Berita Aceh Besar

Kisah M Jamil yang Selamat dalam Insiden Cot Jeumpa yang Menghebohkan Dunia

M Jamil menjadi saksi sejarah Peristiwa Berdarah di Mukim Cot Jeumpa, Kecamatan Lhoong, Aceh Besar.

Penulis: Zainal Arifin M Nur | Editor: Muhammad Hadi
KOLASE SERAMBINEWS.COM
Pemimpin Redaksi Harian Serambi Indonesia, Zainal Arifin M Nur (kiri) dan Muhammad Jamil, satu dari sedikit warga Lhoong, Aceh Besar, yang menjadi saksi sejarah Peristiwa Berdarah pada Februari 1955 di Mukim Cot Jeumpa, Kecamatan Lhoong, Aceh Besar 

SERAMBINEWS.COM – Namanya Haji Muhammad Jamil, usianya kini telah beranjak 86 tahun.

Muhammad Jamil adalah satu dari sedikit warga Lhoong, Aceh Besar, yang menjadi saksi sejarah Peristiwa Berdarah di Mukim Cot Jeumpa, Kecamatan Lhoong, Aceh Besar.

Peristiwa yang merenggut 25 nyawa nelayan di Lhoong ini, terjadi pada, Senin, 28 Februari 1955.

Insiden pembantaian 25 nelayan Lhoong ini merupakan ekses dari penyanggongan sebuah truk militer Indonesia oleh Tentara Darul Islam, di sekitar jembatan Krueng Raba, Lhoknga, pada tanggal 25 Februari 1955.

Dua hari sebelumnya, atau pada tanggal 26 Februari 1955, insiden pembantaian yang merenggut nyawa 64 orang petani dan nelayan, terjadi di Gampong Pulot (kini masuk Kecamatan Leupung), yang berjarak sekira 12 kilometer dari Cot Jeumpa.

Kedua peristiwa pembantaian yang menggemparkan dunia ini terjadi di pinggir laut, ketika tentara memerintahkan warga menghadap laut, lalu menembak mereka dari belakang.

Satu persatu bertumbangan dan meninggal di tempat.

“Saat itu saya masih berusia 17 atau 18 tahun. Sudah mulai mencari rezeki sendiri, tapi belum berumah tangga,” kata Muhammad Jamil, warga Lhoong yang secara tidak sengaja ditemui Serambinews.com, di Cot Jeumpa, Minggu (25/6/2023).

Namun, Muhammad Jamil yang merupakan pensiunan PT. Telkom ini tidak melihat langsung peristiwa penembakan warga, termasuk beberapa rekannya, yang terjadi 68 tahun lalu itu.

Ia juga tidak tahu persis apa yang menjadi penyebab terjadinya aksi pembantaian terhadap warga desa itu.

Tapi Haji Jamil masih sangat ingat saat dia dan tiga rekannya, serta beberapa warga lainnya, dikumpulkan oleh tentara dan di bawa ke pinggir laut.

Tugas A —
Salin ulang persis baris-baris entri, mulai dari baris yang memuat "Annotate this image: element" sampai baris yang memuat "553, 205, 571]". Kedua baris itu ikut disalin.

Anotasi kotak elemen —

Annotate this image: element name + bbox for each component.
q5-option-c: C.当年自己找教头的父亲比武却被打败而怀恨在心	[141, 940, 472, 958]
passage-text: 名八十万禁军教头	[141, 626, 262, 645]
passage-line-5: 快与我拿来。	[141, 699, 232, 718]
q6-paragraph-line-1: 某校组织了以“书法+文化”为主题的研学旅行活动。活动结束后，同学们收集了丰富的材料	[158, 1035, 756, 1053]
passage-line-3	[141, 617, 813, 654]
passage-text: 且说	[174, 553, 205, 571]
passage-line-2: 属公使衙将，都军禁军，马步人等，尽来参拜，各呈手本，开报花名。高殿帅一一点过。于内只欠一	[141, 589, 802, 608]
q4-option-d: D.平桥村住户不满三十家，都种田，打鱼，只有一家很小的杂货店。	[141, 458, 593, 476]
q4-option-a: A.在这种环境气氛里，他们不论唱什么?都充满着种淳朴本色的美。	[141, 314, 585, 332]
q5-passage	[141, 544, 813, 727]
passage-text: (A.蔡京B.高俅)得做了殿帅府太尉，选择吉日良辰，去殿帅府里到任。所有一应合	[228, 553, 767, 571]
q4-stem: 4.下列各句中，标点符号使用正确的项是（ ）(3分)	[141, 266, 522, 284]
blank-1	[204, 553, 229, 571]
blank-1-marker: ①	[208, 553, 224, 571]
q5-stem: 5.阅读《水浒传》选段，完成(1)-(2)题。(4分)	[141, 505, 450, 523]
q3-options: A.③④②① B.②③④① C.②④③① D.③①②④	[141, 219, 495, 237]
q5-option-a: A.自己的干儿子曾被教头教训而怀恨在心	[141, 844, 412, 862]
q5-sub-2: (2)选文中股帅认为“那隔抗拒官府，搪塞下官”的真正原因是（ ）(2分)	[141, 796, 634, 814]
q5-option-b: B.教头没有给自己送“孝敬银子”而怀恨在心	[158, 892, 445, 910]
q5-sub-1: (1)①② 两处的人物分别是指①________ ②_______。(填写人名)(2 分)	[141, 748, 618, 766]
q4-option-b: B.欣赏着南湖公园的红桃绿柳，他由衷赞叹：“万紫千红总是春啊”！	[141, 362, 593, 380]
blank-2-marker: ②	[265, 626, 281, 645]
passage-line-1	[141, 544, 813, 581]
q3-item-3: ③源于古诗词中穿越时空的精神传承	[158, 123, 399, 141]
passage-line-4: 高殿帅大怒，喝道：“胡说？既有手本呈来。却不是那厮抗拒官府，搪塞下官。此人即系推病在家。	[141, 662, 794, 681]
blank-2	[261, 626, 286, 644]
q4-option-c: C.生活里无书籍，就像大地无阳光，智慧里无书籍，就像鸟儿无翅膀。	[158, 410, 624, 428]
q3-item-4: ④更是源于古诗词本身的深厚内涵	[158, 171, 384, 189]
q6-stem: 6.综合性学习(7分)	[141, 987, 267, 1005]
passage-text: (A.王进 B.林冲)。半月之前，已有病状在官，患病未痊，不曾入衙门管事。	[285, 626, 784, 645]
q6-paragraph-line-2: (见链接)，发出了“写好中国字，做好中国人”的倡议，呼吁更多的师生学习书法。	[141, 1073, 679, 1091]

---

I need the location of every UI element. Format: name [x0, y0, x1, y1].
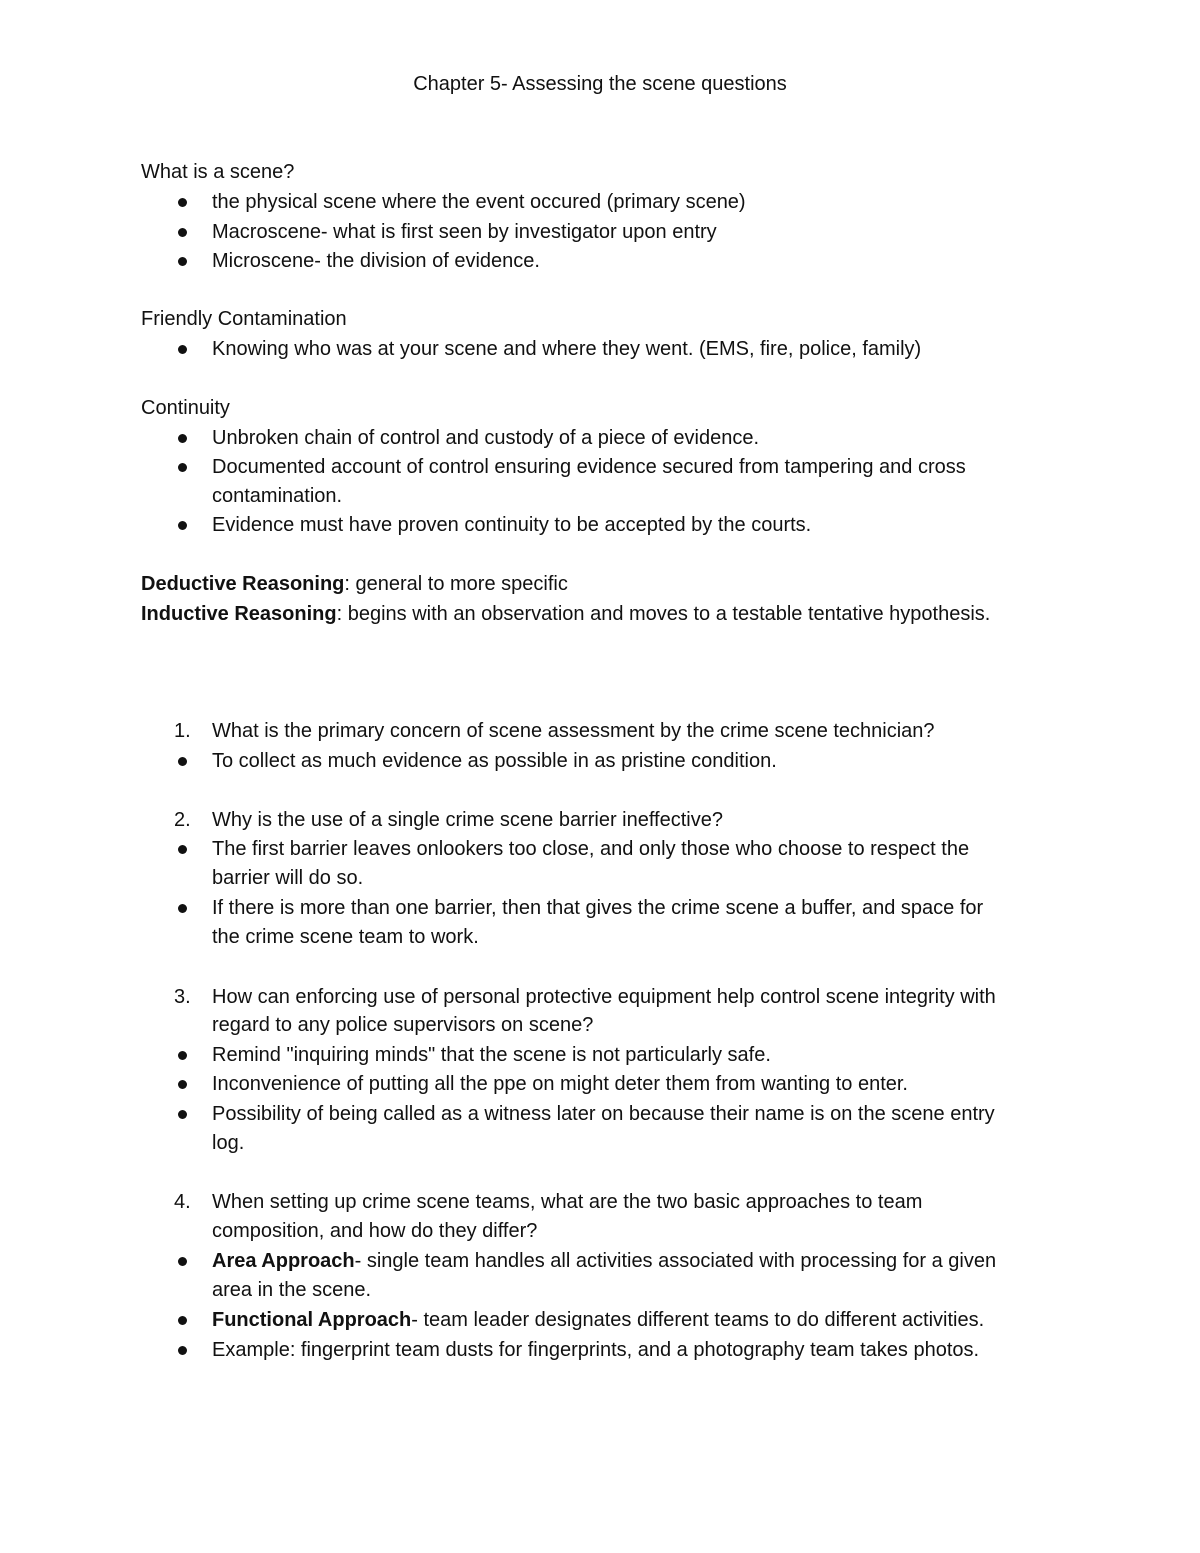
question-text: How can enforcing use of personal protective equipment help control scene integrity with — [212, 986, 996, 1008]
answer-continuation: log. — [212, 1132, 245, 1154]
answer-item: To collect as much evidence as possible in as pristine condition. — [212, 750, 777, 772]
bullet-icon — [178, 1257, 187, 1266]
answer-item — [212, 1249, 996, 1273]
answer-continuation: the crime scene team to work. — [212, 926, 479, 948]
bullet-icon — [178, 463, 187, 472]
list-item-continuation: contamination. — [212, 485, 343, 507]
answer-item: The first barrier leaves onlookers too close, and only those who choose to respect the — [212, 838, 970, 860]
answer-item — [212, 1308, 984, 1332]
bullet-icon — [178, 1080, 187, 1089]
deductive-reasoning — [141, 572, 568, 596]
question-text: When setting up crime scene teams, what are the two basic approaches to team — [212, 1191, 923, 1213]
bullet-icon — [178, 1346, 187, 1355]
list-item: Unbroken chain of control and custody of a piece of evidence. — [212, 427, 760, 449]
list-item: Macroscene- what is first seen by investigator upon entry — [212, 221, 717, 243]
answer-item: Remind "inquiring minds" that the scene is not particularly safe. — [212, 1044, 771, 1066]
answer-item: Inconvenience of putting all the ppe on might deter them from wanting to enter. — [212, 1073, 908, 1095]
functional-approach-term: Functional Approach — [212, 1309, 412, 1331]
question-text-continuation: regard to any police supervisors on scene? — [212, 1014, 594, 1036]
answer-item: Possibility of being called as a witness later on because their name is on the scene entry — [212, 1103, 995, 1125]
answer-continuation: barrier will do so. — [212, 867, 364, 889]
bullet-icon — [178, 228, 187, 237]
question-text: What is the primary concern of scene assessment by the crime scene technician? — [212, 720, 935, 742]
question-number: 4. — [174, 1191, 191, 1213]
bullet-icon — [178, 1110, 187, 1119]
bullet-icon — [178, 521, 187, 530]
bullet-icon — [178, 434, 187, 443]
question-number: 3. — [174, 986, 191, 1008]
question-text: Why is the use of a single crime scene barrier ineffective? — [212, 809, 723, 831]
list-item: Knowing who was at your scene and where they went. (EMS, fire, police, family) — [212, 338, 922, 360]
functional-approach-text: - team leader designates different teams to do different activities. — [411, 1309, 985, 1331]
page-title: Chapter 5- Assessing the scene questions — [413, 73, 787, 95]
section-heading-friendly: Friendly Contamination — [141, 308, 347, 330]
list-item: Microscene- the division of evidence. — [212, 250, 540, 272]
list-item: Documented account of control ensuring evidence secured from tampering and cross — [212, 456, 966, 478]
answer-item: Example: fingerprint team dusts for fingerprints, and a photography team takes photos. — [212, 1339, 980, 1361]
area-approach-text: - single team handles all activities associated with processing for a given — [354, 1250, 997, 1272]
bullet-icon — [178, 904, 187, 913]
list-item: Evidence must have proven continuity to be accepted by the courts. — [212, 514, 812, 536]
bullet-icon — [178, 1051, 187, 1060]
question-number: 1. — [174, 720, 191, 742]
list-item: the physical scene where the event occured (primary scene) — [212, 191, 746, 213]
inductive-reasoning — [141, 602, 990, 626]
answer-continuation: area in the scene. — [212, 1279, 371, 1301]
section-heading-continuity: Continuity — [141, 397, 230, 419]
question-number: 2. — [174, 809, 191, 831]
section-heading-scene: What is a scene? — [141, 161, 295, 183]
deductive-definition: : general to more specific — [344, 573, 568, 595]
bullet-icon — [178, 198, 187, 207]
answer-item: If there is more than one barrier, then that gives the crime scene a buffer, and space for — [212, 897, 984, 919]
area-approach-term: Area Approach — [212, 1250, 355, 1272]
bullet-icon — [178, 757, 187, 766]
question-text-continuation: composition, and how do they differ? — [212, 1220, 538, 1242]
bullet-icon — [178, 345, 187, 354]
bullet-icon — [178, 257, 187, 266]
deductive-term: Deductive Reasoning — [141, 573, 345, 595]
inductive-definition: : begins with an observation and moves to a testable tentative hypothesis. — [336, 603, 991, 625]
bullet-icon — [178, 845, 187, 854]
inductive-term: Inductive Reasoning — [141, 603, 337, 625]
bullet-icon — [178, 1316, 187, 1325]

---

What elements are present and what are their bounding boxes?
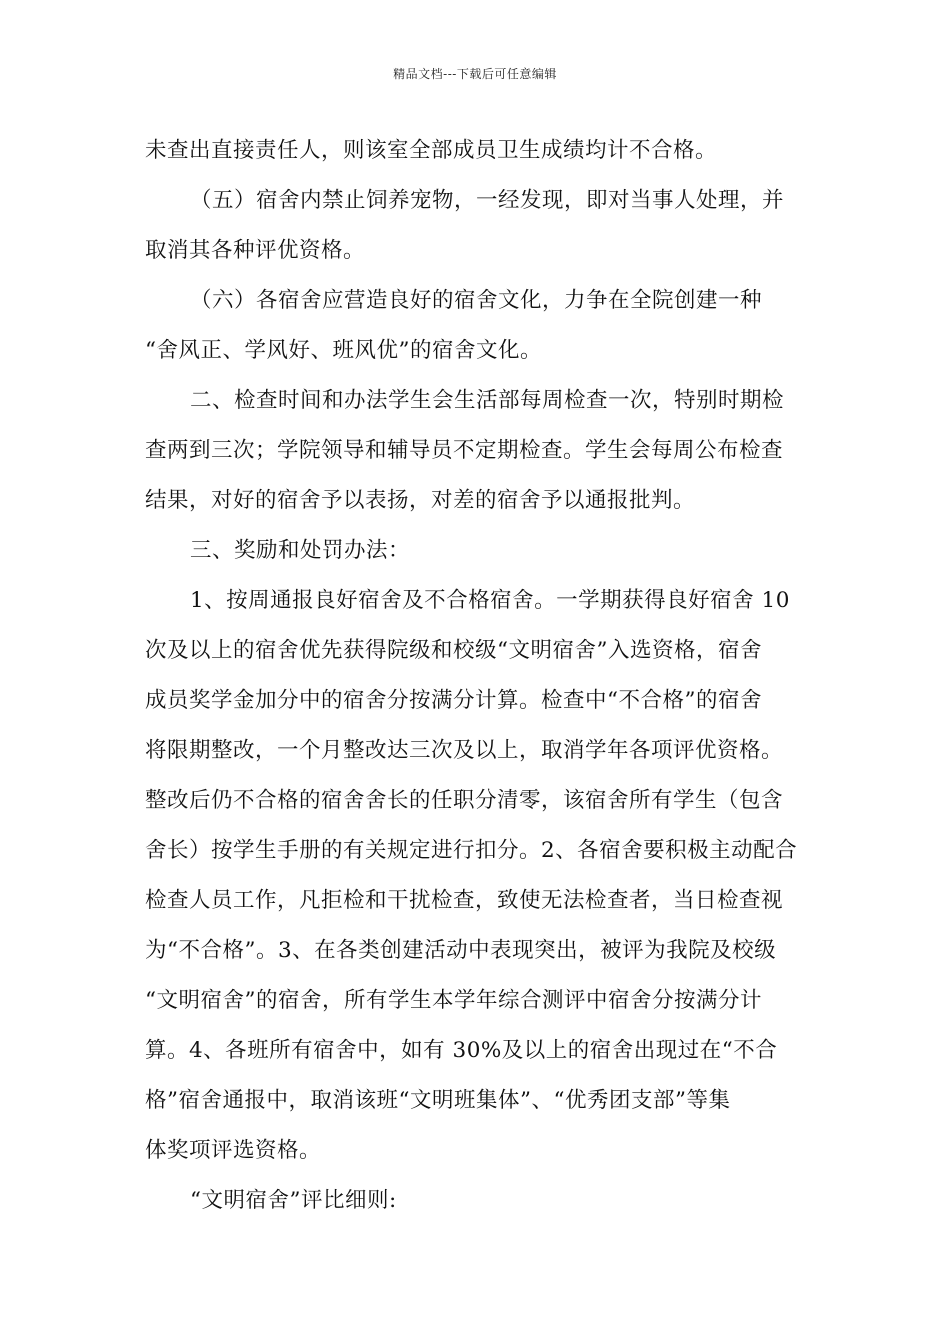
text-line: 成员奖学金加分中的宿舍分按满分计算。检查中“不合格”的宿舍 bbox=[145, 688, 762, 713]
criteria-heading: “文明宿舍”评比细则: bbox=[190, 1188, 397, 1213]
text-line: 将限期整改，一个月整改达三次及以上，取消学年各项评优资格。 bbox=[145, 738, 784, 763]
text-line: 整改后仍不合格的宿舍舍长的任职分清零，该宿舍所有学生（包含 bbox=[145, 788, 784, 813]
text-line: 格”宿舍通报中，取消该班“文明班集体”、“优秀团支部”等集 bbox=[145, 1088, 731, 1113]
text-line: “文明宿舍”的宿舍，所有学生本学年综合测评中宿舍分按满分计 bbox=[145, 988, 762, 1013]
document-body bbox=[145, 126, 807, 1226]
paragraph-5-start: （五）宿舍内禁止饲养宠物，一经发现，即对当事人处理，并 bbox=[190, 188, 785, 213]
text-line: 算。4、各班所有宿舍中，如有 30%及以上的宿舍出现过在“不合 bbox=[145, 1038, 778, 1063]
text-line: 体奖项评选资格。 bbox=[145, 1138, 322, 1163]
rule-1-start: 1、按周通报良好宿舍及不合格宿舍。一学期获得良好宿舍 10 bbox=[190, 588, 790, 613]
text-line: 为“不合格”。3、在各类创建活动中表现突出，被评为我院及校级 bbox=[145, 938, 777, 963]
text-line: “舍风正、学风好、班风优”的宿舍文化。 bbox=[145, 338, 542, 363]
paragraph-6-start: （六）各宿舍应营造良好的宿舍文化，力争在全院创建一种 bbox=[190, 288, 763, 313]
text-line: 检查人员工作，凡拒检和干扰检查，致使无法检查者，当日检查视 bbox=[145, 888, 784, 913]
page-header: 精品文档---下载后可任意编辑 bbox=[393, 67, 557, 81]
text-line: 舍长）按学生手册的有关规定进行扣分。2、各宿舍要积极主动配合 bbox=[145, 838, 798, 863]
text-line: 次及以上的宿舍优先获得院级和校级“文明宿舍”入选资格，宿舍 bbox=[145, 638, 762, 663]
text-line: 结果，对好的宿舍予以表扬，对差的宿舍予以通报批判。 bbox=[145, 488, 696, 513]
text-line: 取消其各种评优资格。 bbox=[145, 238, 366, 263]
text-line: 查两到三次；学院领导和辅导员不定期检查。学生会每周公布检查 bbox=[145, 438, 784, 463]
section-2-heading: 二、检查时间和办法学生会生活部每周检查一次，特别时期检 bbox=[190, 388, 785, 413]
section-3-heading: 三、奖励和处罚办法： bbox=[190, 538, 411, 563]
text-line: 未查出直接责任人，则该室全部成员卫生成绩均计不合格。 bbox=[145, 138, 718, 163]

Tugas B —
Tulis lanjutan teks tentang kisah M Jamil dan peristiwa di Cot Jeumpa, mulai setelah kalimat terakhirnya.

Jawaban yang Diharapkan A —
Annotate this image: element name + bbox for each component.
q5-option-c: C.当年自己找教头的父亲比武却被打败而怀恨在心	[141, 940, 472, 958]
passage-text: 名八十万禁军教头	[141, 626, 262, 645]
passage-line-5: 快与我拿来。	[141, 699, 232, 718]
q6-paragraph-line-1: 某校组织了以“书法+文化”为主题的研学旅行活动。活动结束后，同学们收集了丰富的材料	[158, 1035, 756, 1053]
passage-line-3	[141, 617, 813, 654]
passage-text: 且说	[174, 553, 205, 571]

Jawaban yang Diharapkan B —
Kakek yang sudah sepuh ini bercerita dengan lancar, sebelum peristiwa itu terjadi ia bersama 3 rekannya pergi ke sawah yang berada di Gampong Krueng Kala untuk memanen padi.

“Saya, Abdul Rani, Muhammad Hasyim, dan satu orang lagi yang saya sudah lupa namanya,” ujar Haji Jamil.

Selain mereka, ada satu rombongan lagi berjumlah 8 orang yang sudah berangkat duluan, tapi Haji Jamil sudah lupa nama-namanya.

“Rombongan yang 8 orang sudah berjalan lebih dulu. Tapi mereka kemudian dibawa kembali dengan truk tentara ke sini (pasar Cot Jeumpa),” kenang Jamil.

Mereka semua yang berjumlah 12 orang dicuriga karena kami membawa makanan.

“Kami dituduh memasok logistik untuk pasukan DI. Padahal makanan itu untuk kepentingan kami yang akan memanen padi di sawah,” ujarnya.

“Saat itu susah mencari makanan, belum banyak kedai yang berjualan seperti sekarang,” lanjut Muhammad Jamil.

Setelah diinterogasi, semua orang itu dikumpulkan dengan beberapa beberapa orang lainnya yang ditangkap secara terpisah.

Lalu kemudian mereka digiring ke pinggir laut.

Muhammad Jamil yang berperawakan kecil ditinggalkan karena dianggap masih anak-anak.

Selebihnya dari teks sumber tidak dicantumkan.